Recorded data -
★ ★ ★ ★ ★ ★ ★
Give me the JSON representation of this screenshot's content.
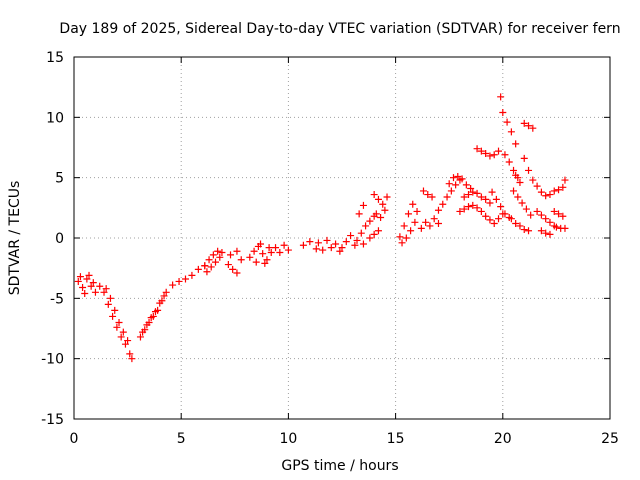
{
  "chart_data": {
    "type": "scatter",
    "title": "Day 189 of 2025, Sidereal Day-to-day VTEC variation (SDTVAR) for receiver fern",
    "xlabel": "GPS time / hours",
    "ylabel": "SDTVAR / TECUs",
    "xlim": [
      0,
      25
    ],
    "ylim": [
      -15,
      15
    ],
    "xticks": [
      0,
      5,
      10,
      15,
      20,
      25
    ],
    "yticks": [
      -15,
      -10,
      -5,
      0,
      5,
      10,
      15
    ],
    "xtick_labels": [
      "0",
      "5",
      "10",
      "15",
      "20",
      "25"
    ],
    "ytick_labels": [
      "-15",
      "-10",
      "-5",
      "0",
      "5",
      "10",
      "15"
    ],
    "grid": true,
    "legend": "none",
    "marker": "+",
    "series": [
      {
        "name": "SDTVAR",
        "color": "#ff0000",
        "segments": [
          {
            "x": [
              0.2,
              0.4,
              0.6,
              0.8,
              1.0
            ],
            "y": [
              -3.6,
              -4.1,
              -3.4,
              -4.0,
              -4.5
            ]
          },
          {
            "x": [
              0.3,
              0.5,
              0.7,
              0.9
            ],
            "y": [
              -3.2,
              -4.6,
              -3.1,
              -3.7
            ]
          },
          {
            "x": [
              1.2,
              1.4,
              1.6,
              1.8,
              2.0,
              2.2,
              2.4,
              2.6,
              2.7
            ],
            "y": [
              -4.0,
              -4.5,
              -5.5,
              -6.5,
              -7.4,
              -8.2,
              -8.8,
              -9.6,
              -10.0
            ]
          },
          {
            "x": [
              1.5,
              1.7,
              1.9,
              2.1,
              2.3,
              2.5
            ],
            "y": [
              -4.2,
              -5.0,
              -6.0,
              -7.0,
              -7.8,
              -8.5
            ]
          },
          {
            "x": [
              3.1,
              3.3,
              3.5,
              3.7,
              3.9,
              4.1,
              4.3
            ],
            "y": [
              -8.2,
              -7.6,
              -7.0,
              -6.5,
              -6.0,
              -5.2,
              -4.5
            ]
          },
          {
            "x": [
              3.2,
              3.4,
              3.6,
              3.8,
              4.0,
              4.2
            ],
            "y": [
              -7.8,
              -7.2,
              -6.6,
              -6.1,
              -5.4,
              -4.8
            ]
          },
          {
            "x": [
              4.6,
              4.9,
              5.2,
              5.5,
              5.8,
              6.1
            ],
            "y": [
              -3.9,
              -3.6,
              -3.4,
              -3.1,
              -2.6,
              -2.3
            ]
          },
          {
            "x": [
              6.1,
              6.3,
              6.5,
              6.7,
              6.9
            ],
            "y": [
              -2.3,
              -1.8,
              -1.4,
              -1.1,
              -1.2
            ]
          },
          {
            "x": [
              6.2,
              6.4,
              6.6,
              6.8
            ],
            "y": [
              -2.8,
              -2.4,
              -2.0,
              -1.6
            ]
          },
          {
            "x": [
              7.2,
              7.4,
              7.6,
              7.8
            ],
            "y": [
              -2.2,
              -2.6,
              -2.9,
              -1.8
            ]
          },
          {
            "x": [
              7.3,
              7.6
            ],
            "y": [
              -1.4,
              -1.1
            ]
          },
          {
            "x": [
              8.2,
              8.4,
              8.6,
              8.8,
              9.0,
              9.2
            ],
            "y": [
              -1.6,
              -1.1,
              -0.7,
              -1.3,
              -1.8,
              -1.2
            ]
          },
          {
            "x": [
              8.5,
              8.7,
              8.9,
              9.1
            ],
            "y": [
              -2.0,
              -0.5,
              -2.1,
              -0.8
            ]
          },
          {
            "x": [
              9.4,
              9.6,
              9.8,
              10.0
            ],
            "y": [
              -0.8,
              -1.2,
              -0.6,
              -1.0
            ]
          },
          {
            "x": [
              10.7,
              11.0,
              11.3
            ],
            "y": [
              -0.6,
              -0.3,
              -0.9
            ]
          },
          {
            "x": [
              11.4,
              11.6,
              11.8,
              12.0,
              12.2,
              12.4
            ],
            "y": [
              -0.4,
              -1.0,
              -0.2,
              -0.8,
              -0.5,
              -1.1
            ]
          },
          {
            "x": [
              12.5,
              12.7,
              12.9,
              13.1
            ],
            "y": [
              -0.8,
              -0.3,
              0.2,
              -0.6
            ]
          },
          {
            "x": [
              13.2,
              13.4,
              13.6,
              13.8,
              14.0
            ],
            "y": [
              -0.2,
              0.4,
              1.0,
              1.4,
              1.8
            ]
          },
          {
            "x": [
              13.5,
              13.8,
              14.0,
              14.2
            ],
            "y": [
              -0.5,
              0.0,
              0.3,
              0.6
            ]
          },
          {
            "x": [
              13.3,
              13.5
            ],
            "y": [
              2.0,
              2.7
            ]
          },
          {
            "x": [
              14.0,
              14.2,
              14.4,
              14.6
            ],
            "y": [
              3.6,
              3.2,
              2.8,
              3.4
            ]
          },
          {
            "x": [
              14.1,
              14.3,
              14.5
            ],
            "y": [
              2.0,
              1.7,
              2.3
            ]
          },
          {
            "x": [
              15.2,
              15.4,
              15.6,
              15.8,
              16.0
            ],
            "y": [
              0.1,
              1.0,
              2.0,
              2.8,
              2.2
            ]
          },
          {
            "x": [
              15.3,
              15.5,
              15.7,
              15.9
            ],
            "y": [
              -0.4,
              0.0,
              0.6,
              1.3
            ]
          },
          {
            "x": [
              16.3,
              16.5,
              16.7
            ],
            "y": [
              3.9,
              3.6,
              3.4
            ]
          },
          {
            "x": [
              16.2,
              16.4,
              16.6,
              16.8,
              17.0
            ],
            "y": [
              0.8,
              1.3,
              1.0,
              1.6,
              1.2
            ]
          },
          {
            "x": [
              17.0,
              17.2,
              17.4,
              17.6,
              17.8,
              18.0
            ],
            "y": [
              2.3,
              2.8,
              3.4,
              3.9,
              4.4,
              4.8
            ]
          },
          {
            "x": [
              17.5,
              17.7,
              17.9,
              18.1,
              18.3,
              18.5
            ],
            "y": [
              4.5,
              5.0,
              5.1,
              4.9,
              4.4,
              4.1
            ]
          },
          {
            "x": [
              18.0,
              18.2,
              18.4,
              18.6,
              18.8,
              19.0
            ],
            "y": [
              2.2,
              2.4,
              2.6,
              2.7,
              2.5,
              2.2
            ]
          },
          {
            "x": [
              18.2,
              18.4,
              18.6,
              18.8,
              19.0,
              19.2,
              19.4
            ],
            "y": [
              3.4,
              3.6,
              3.8,
              3.7,
              3.4,
              3.2,
              2.9
            ]
          },
          {
            "x": [
              18.8,
              19.0,
              19.2,
              19.4,
              19.6,
              19.8
            ],
            "y": [
              7.4,
              7.2,
              7.0,
              6.8,
              6.9,
              7.2
            ]
          },
          {
            "x": [
              19.2,
              19.4,
              19.6,
              19.8,
              20.0
            ],
            "y": [
              1.8,
              1.5,
              1.2,
              1.6,
              2.0
            ]
          },
          {
            "x": [
              19.5,
              19.7,
              19.9,
              20.1,
              20.3
            ],
            "y": [
              3.8,
              3.2,
              2.6,
              2.0,
              1.7
            ]
          },
          {
            "x": [
              19.9
            ],
            "y": [
              11.7
            ]
          },
          {
            "x": [
              20.0,
              20.2,
              20.4,
              20.6
            ],
            "y": [
              10.4,
              9.6,
              8.8,
              7.8
            ]
          },
          {
            "x": [
              20.1,
              20.3,
              20.5,
              20.7
            ],
            "y": [
              6.9,
              6.3,
              5.6,
              5.0
            ]
          },
          {
            "x": [
              20.4,
              20.6,
              20.8,
              21.0,
              21.2
            ],
            "y": [
              1.6,
              1.2,
              1.0,
              0.7,
              0.6
            ]
          },
          {
            "x": [
              20.5,
              20.7,
              20.9,
              21.1,
              21.3
            ],
            "y": [
              3.9,
              3.4,
              2.9,
              2.4,
              1.9
            ]
          },
          {
            "x": [
              20.6,
              20.8
            ],
            "y": [
              5.2,
              4.6
            ]
          },
          {
            "x": [
              21.0,
              21.2,
              21.4
            ],
            "y": [
              9.5,
              9.3,
              9.1
            ]
          },
          {
            "x": [
              21.0,
              21.2,
              21.4,
              21.6,
              21.8,
              22.0
            ],
            "y": [
              6.6,
              5.6,
              4.8,
              4.3,
              3.8,
              3.5
            ]
          },
          {
            "x": [
              21.6,
              21.8,
              22.0,
              22.2,
              22.4
            ],
            "y": [
              2.2,
              1.9,
              1.6,
              1.3,
              1.0
            ]
          },
          {
            "x": [
              21.8,
              22.0,
              22.2
            ],
            "y": [
              0.6,
              0.4,
              0.3
            ]
          },
          {
            "x": [
              22.2,
              22.4,
              22.6,
              22.8
            ],
            "y": [
              3.6,
              3.9,
              4.0,
              4.2
            ]
          },
          {
            "x": [
              22.4,
              22.6,
              22.8
            ],
            "y": [
              2.2,
              2.0,
              1.8
            ]
          },
          {
            "x": [
              22.5,
              22.7,
              22.9
            ],
            "y": [
              0.9,
              0.8,
              0.8
            ]
          },
          {
            "x": [
              22.9
            ],
            "y": [
              4.8
            ]
          }
        ]
      }
    ]
  }
}
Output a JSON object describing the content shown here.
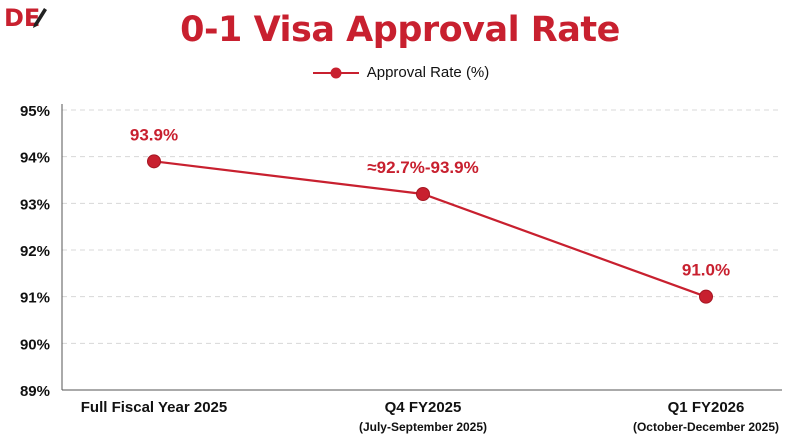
{
  "colors": {
    "accent": "#c8202f",
    "text": "#111111",
    "grid": "#d8d8d8",
    "axis": "#555555"
  },
  "logo": {
    "text": "DE",
    "icon": "pen-nib-icon"
  },
  "chart_data": {
    "type": "line",
    "title": "0-1 Visa Approval Rate",
    "xlabel": "",
    "ylabel": "",
    "categories": [
      {
        "label": "Full Fiscal Year 2025",
        "sublabel": ""
      },
      {
        "label": "Q4 FY2025",
        "sublabel": "(July-September 2025)"
      },
      {
        "label": "Q1 FY2026",
        "sublabel": "(October-December 2025)"
      }
    ],
    "series": [
      {
        "name": "Approval Rate (%)",
        "values": [
          93.9,
          93.2,
          91.0
        ],
        "data_labels": [
          "93.9%",
          "≈92.7%-93.9%",
          "91.0%"
        ]
      }
    ],
    "ylim": [
      89,
      95
    ],
    "yticks": [
      "89%",
      "90%",
      "91%",
      "92%",
      "93%",
      "94%",
      "95%"
    ],
    "grid": true,
    "legend": "top-center"
  }
}
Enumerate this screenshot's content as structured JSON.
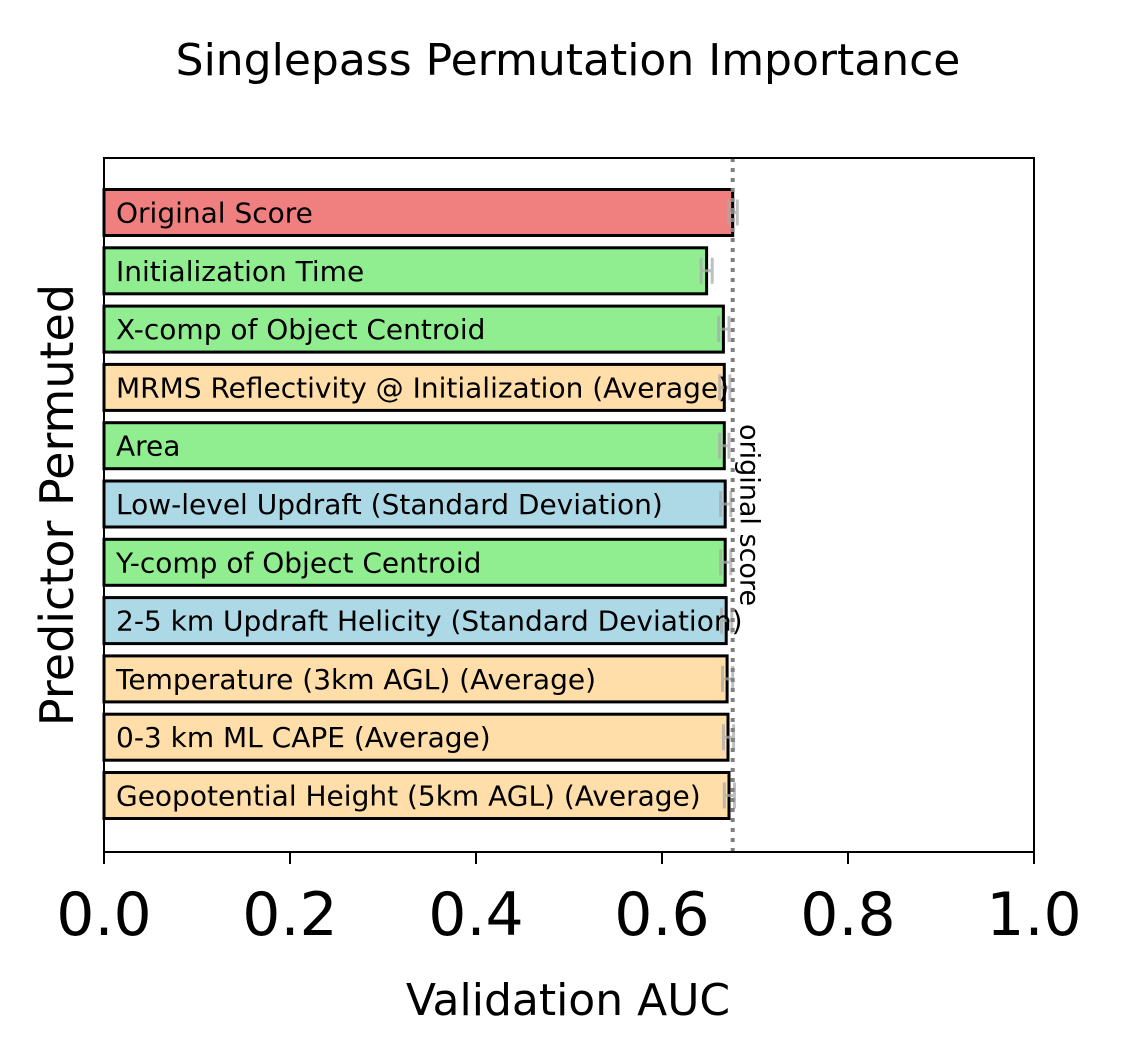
★ ★ ★ ★ ★ ★ ★
What the exercise asks - Extract every line containing the string "title" from the material.

Response to the task -
    "title": "Day 189 of 2025, Sidereal Day-to-day VTEC variation (SDTVAR) for receiver fern",
    "title": "0-1 Visa Approval Rate",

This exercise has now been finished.